Einträge zu Elementpositionen:
+++++

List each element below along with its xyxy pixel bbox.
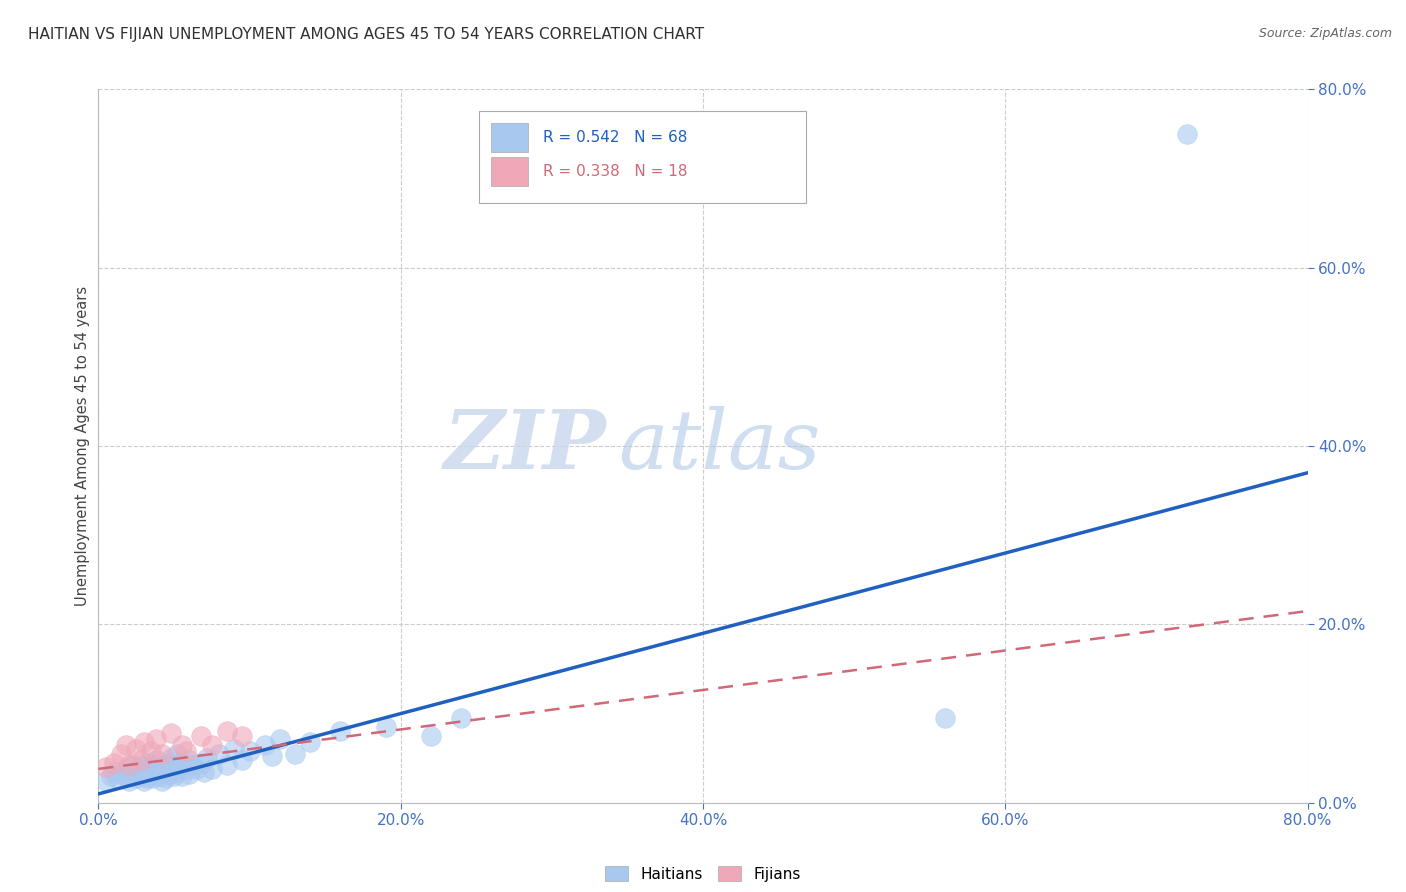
Point [190, 729, 212, 743]
Point [114, 738, 136, 752]
Point [166, 747, 188, 761]
Point [145, 762, 167, 776]
Point [170, 756, 193, 770]
Point [118, 758, 141, 772]
Point [125, 764, 148, 779]
Point [215, 724, 238, 739]
Point [100, 769, 122, 783]
Point [150, 764, 173, 779]
Point [177, 753, 201, 767]
Point [174, 744, 197, 758]
Point [125, 742, 148, 756]
Point [142, 771, 165, 785]
Point [215, 758, 238, 772]
Point [132, 769, 155, 783]
Point [103, 764, 125, 779]
Point [170, 738, 193, 752]
Point [934, 711, 956, 725]
Text: Source: ZipAtlas.com: Source: ZipAtlas.com [1258, 27, 1392, 40]
Point [135, 762, 157, 776]
Legend: Haitians, Fijians: Haitians, Fijians [599, 860, 807, 888]
Point [110, 747, 132, 761]
Text: R = 0.542   N = 68: R = 0.542 N = 68 [543, 130, 688, 145]
Point [181, 758, 204, 772]
Point [450, 711, 472, 725]
Point [105, 771, 128, 785]
Point [145, 731, 167, 746]
Point [1175, 127, 1198, 141]
Point [152, 758, 174, 772]
Point [129, 760, 152, 774]
Point [299, 735, 322, 749]
Text: atlas: atlas [619, 406, 821, 486]
Point [170, 769, 193, 783]
Point [155, 760, 177, 774]
Point [284, 747, 307, 761]
Point [110, 767, 132, 781]
Text: R = 0.338   N = 18: R = 0.338 N = 18 [543, 164, 688, 178]
Point [132, 735, 155, 749]
Point [329, 724, 352, 739]
Point [141, 764, 163, 779]
Point [114, 762, 136, 776]
Point [141, 769, 163, 783]
Text: HAITIAN VS FIJIAN UNEMPLOYMENT AMONG AGES 45 TO 54 YEARS CORRELATION CHART: HAITIAN VS FIJIAN UNEMPLOYMENT AMONG AGE… [28, 27, 704, 42]
Point [136, 756, 159, 770]
Point [208, 747, 231, 761]
Point [163, 758, 186, 772]
Point [136, 767, 159, 781]
Point [132, 773, 155, 788]
FancyBboxPatch shape [492, 157, 527, 186]
Y-axis label: Unemployment Among Ages 45 to 54 years: Unemployment Among Ages 45 to 54 years [75, 286, 90, 606]
Point [224, 742, 246, 756]
FancyBboxPatch shape [492, 123, 527, 152]
Point [160, 726, 183, 740]
Point [135, 771, 157, 785]
Point [121, 758, 143, 772]
Point [141, 744, 163, 758]
Point [195, 751, 218, 765]
Point [163, 769, 186, 783]
Point [129, 753, 152, 767]
Point [374, 720, 396, 734]
Point [231, 753, 253, 767]
Point [190, 756, 212, 770]
Point [150, 747, 173, 761]
Point [141, 758, 163, 772]
Point [239, 744, 262, 758]
Point [160, 751, 183, 765]
Point [186, 762, 208, 776]
Point [174, 762, 197, 776]
Point [166, 764, 188, 779]
Point [231, 729, 253, 743]
Point [201, 738, 224, 752]
Point [125, 771, 148, 785]
Point [148, 769, 170, 783]
Point [103, 756, 125, 770]
Point [132, 764, 155, 779]
Point [177, 767, 201, 781]
Point [155, 771, 177, 785]
Point [419, 729, 441, 743]
Point [150, 773, 173, 788]
Point [159, 756, 181, 770]
Point [118, 773, 141, 788]
Point [145, 753, 167, 767]
Point [129, 767, 152, 781]
Point [193, 764, 215, 779]
Point [94, 773, 117, 788]
Point [94, 760, 117, 774]
Point [148, 762, 170, 776]
Point [262, 749, 284, 764]
Point [253, 738, 276, 752]
Text: ZIP: ZIP [444, 406, 606, 486]
Point [201, 762, 224, 776]
Point [269, 731, 291, 746]
FancyBboxPatch shape [479, 111, 806, 203]
Point [132, 760, 155, 774]
Point [159, 767, 181, 781]
Point [121, 769, 143, 783]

+++++

Aufgabenstellung -
Schreiben Sie alle Zeilen der obigen Einträge wortgetreu ab und lassen Sie dabei die Bilder weg.

Lösung -
List each element below along with its xyxy pixel bbox.
Point [190, 729, 212, 743]
Point [114, 738, 136, 752]
Point [166, 747, 188, 761]
Point [145, 762, 167, 776]
Point [170, 756, 193, 770]
Point [118, 758, 141, 772]
Point [125, 764, 148, 779]
Point [215, 724, 238, 739]
Point [100, 769, 122, 783]
Point [150, 764, 173, 779]
Point [177, 753, 201, 767]
Point [174, 744, 197, 758]
Point [125, 742, 148, 756]
Point [142, 771, 165, 785]
Point [215, 758, 238, 772]
Point [132, 769, 155, 783]
Point [103, 764, 125, 779]
Point [170, 738, 193, 752]
Point [934, 711, 956, 725]
Text: Source: ZipAtlas.com: Source: ZipAtlas.com [1258, 27, 1392, 40]
Point [135, 762, 157, 776]
Legend: Haitians, Fijians: Haitians, Fijians [599, 860, 807, 888]
Point [110, 747, 132, 761]
Text: R = 0.542   N = 68: R = 0.542 N = 68 [543, 130, 688, 145]
Point [181, 758, 204, 772]
Point [450, 711, 472, 725]
Point [105, 771, 128, 785]
Point [145, 731, 167, 746]
Point [1175, 127, 1198, 141]
Point [152, 758, 174, 772]
Point [129, 760, 152, 774]
Point [299, 735, 322, 749]
Text: atlas: atlas [619, 406, 821, 486]
Point [170, 769, 193, 783]
Point [155, 760, 177, 774]
Point [284, 747, 307, 761]
Point [110, 767, 132, 781]
Text: R = 0.338   N = 18: R = 0.338 N = 18 [543, 164, 688, 178]
Point [132, 735, 155, 749]
Point [329, 724, 352, 739]
Point [141, 764, 163, 779]
Point [114, 762, 136, 776]
Point [141, 769, 163, 783]
Text: HAITIAN VS FIJIAN UNEMPLOYMENT AMONG AGES 45 TO 54 YEARS CORRELATION CHART: HAITIAN VS FIJIAN UNEMPLOYMENT AMONG AGE… [28, 27, 704, 42]
Point [136, 756, 159, 770]
Point [208, 747, 231, 761]
Point [163, 758, 186, 772]
Point [136, 767, 159, 781]
Point [132, 773, 155, 788]
FancyBboxPatch shape [492, 157, 527, 186]
Y-axis label: Unemployment Among Ages 45 to 54 years: Unemployment Among Ages 45 to 54 years [75, 286, 90, 606]
Point [224, 742, 246, 756]
FancyBboxPatch shape [492, 123, 527, 152]
Point [160, 726, 183, 740]
Point [135, 771, 157, 785]
Point [121, 758, 143, 772]
Point [141, 744, 163, 758]
Point [195, 751, 218, 765]
Point [163, 769, 186, 783]
Point [129, 753, 152, 767]
Point [374, 720, 396, 734]
Point [231, 753, 253, 767]
Point [190, 756, 212, 770]
Point [150, 747, 173, 761]
Point [141, 758, 163, 772]
Point [239, 744, 262, 758]
Point [160, 751, 183, 765]
Point [186, 762, 208, 776]
Point [174, 762, 197, 776]
Point [166, 764, 188, 779]
Point [231, 729, 253, 743]
Point [201, 738, 224, 752]
Point [125, 771, 148, 785]
Point [148, 769, 170, 783]
Point [103, 756, 125, 770]
Point [132, 764, 155, 779]
Point [177, 767, 201, 781]
Point [155, 771, 177, 785]
Point [419, 729, 441, 743]
Point [150, 773, 173, 788]
Point [159, 756, 181, 770]
Point [118, 773, 141, 788]
Point [145, 753, 167, 767]
Point [129, 767, 152, 781]
Point [193, 764, 215, 779]
Point [94, 773, 117, 788]
Point [94, 760, 117, 774]
Point [148, 762, 170, 776]
Point [262, 749, 284, 764]
Point [253, 738, 276, 752]
Text: ZIP: ZIP [444, 406, 606, 486]
Point [201, 762, 224, 776]
Point [269, 731, 291, 746]
FancyBboxPatch shape [479, 111, 806, 203]
Point [132, 760, 155, 774]
Point [159, 767, 181, 781]
Point [121, 769, 143, 783]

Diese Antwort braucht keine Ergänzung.